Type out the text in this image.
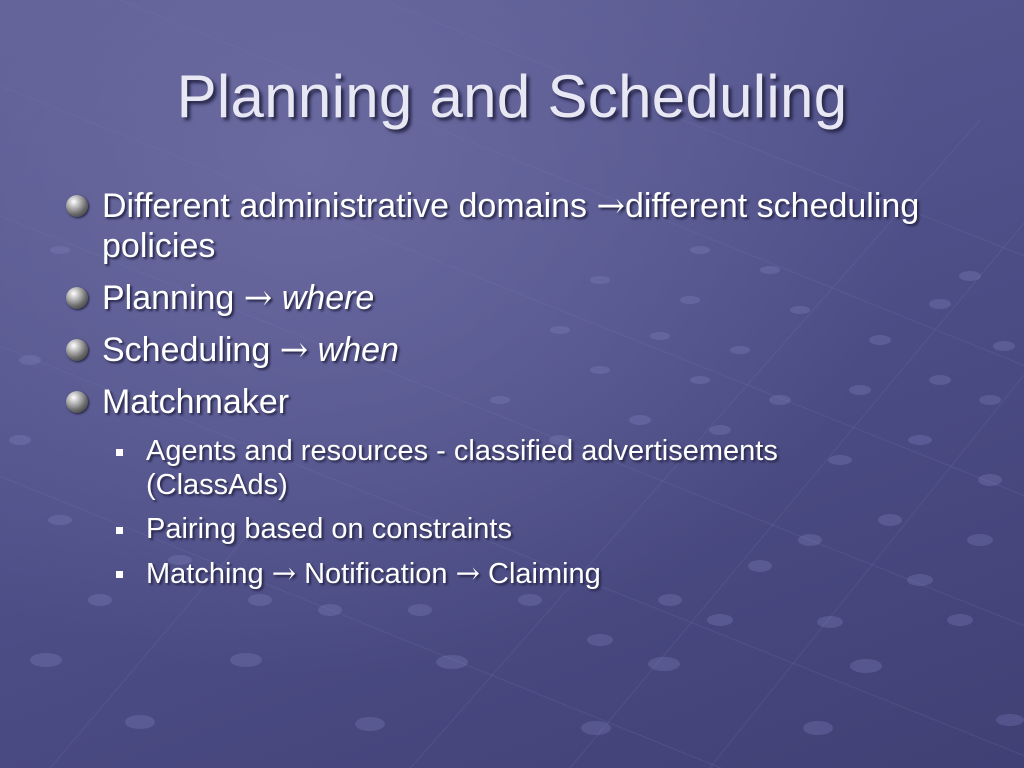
Planning and Scheduling
Different administrative domains →different scheduling policies
Planning → where
Scheduling → when
Matchmaker
Agents and resources - classified advertisements (ClassAds)
Pairing based on constraints
Matching → Notification → Claiming
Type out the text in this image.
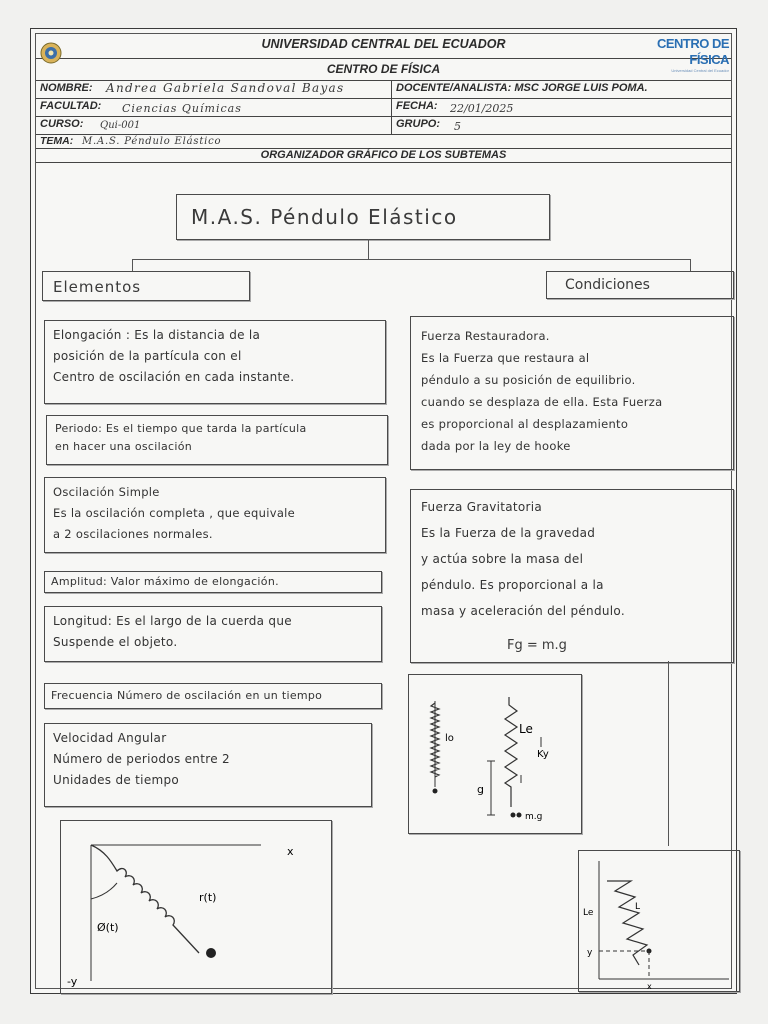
UNIVERSIDAD CENTRAL DEL ECUADOR	CENTRO DE FÍSICA
Universidad Central del Ecuador
CENTRO DE FÍSICA
NOMBRE: Andrea Gabriela Sandoval Bayas	DOCENTE/ANALISTA: MSC JORGE LUIS POMA.
FACULTAD: Ciencias Químicas	FECHA: 22/01/2025
CURSO: Qui-001	GRUPO: 5
TEMA: M.A.S. Péndulo Elástico
ORGANIZADOR GRÁFICO DE LOS SUBTEMAS
M.A.S. Péndulo Elástico
Elementos	Condiciones
Elongación : Es la distancia de la
posición de la partícula con el
Centro de oscilación en cada instante.
Periodo: Es el tiempo que tarda la partícula
en hacer una oscilación
Oscilación Simple
Es la oscilación completa , que equivale
a 2 oscilaciones normales.
Amplitud: Valor máximo de elongación.
Longitud: Es el largo de la cuerda que
Suspende el objeto.
Frecuencia Número de oscilación en un tiempo
Velocidad Angular
Número de periodos entre 2
Unidades de tiempo
Fuerza Restauradora.
Es la Fuerza que restaura al
péndulo a su posición de equilibrio.
cuando se desplaza de ella. Esta Fuerza
es proporcional al desplazamiento
dada por la ley de hooke
Fuerza Gravitatoria
Es la Fuerza de la gravedad
y actúa sobre la masa del
péndulo. Es proporcional a la
masa y aceleración del péndulo.
Fg = m.g
lo
Le
Ky
g
m.g
x
-y
r(t)
Ø(t)
Le
L
y
x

* _Task goal_: The records above need to be restated word for word, with the pictures left out.

* _Written solution_:
Type out the text in this image.
Planning and Scheduling
Different administrative domains →different scheduling policies
Planning → where
Scheduling → when
Matchmaker
Agents and resources - classified advertisements (ClassAds)
Pairing based on constraints
Matching → Notification → Claiming
Type out the text in this image.
UNIVERSIDAD CENTRAL DEL ECUADOR	CENTRO DE FÍSICA
Universidad Central del Ecuador
CENTRO DE FÍSICA
NOMBRE: Andrea Gabriela Sandoval Bayas	DOCENTE/ANALISTA: MSC JORGE LUIS POMA.
FACULTAD: Ciencias Químicas	FECHA: 22/01/2025
CURSO: Qui-001	GRUPO: 5
TEMA: M.A.S. Péndulo Elástico
ORGANIZADOR GRÁFICO DE LOS SUBTEMAS
M.A.S. Péndulo Elástico
Elementos	Condiciones
Elongación : Es la distancia de la
posición de la partícula con el
Centro de oscilación en cada instante.
Periodo: Es el tiempo que tarda la partícula
en hacer una oscilación
Oscilación Simple
Es la oscilación completa , que equivale
a 2 oscilaciones normales.
Amplitud: Valor máximo de elongación.
Longitud: Es el largo de la cuerda que
Suspende el objeto.
Frecuencia Número de oscilación en un tiempo
Velocidad Angular
Número de periodos entre 2
Unidades de tiempo
Fuerza Restauradora.
Es la Fuerza que restaura al
péndulo a su posición de equilibrio.
cuando se desplaza de ella. Esta Fuerza
es proporcional al desplazamiento
dada por la ley de hooke
Fuerza Gravitatoria
Es la Fuerza de la gravedad
y actúa sobre la masa del
péndulo. Es proporcional a la
masa y aceleración del péndulo.
Fg = m.g
lo
Le
Ky
g
m.g
x
-y
r(t)
Ø(t)
Le
L
y
x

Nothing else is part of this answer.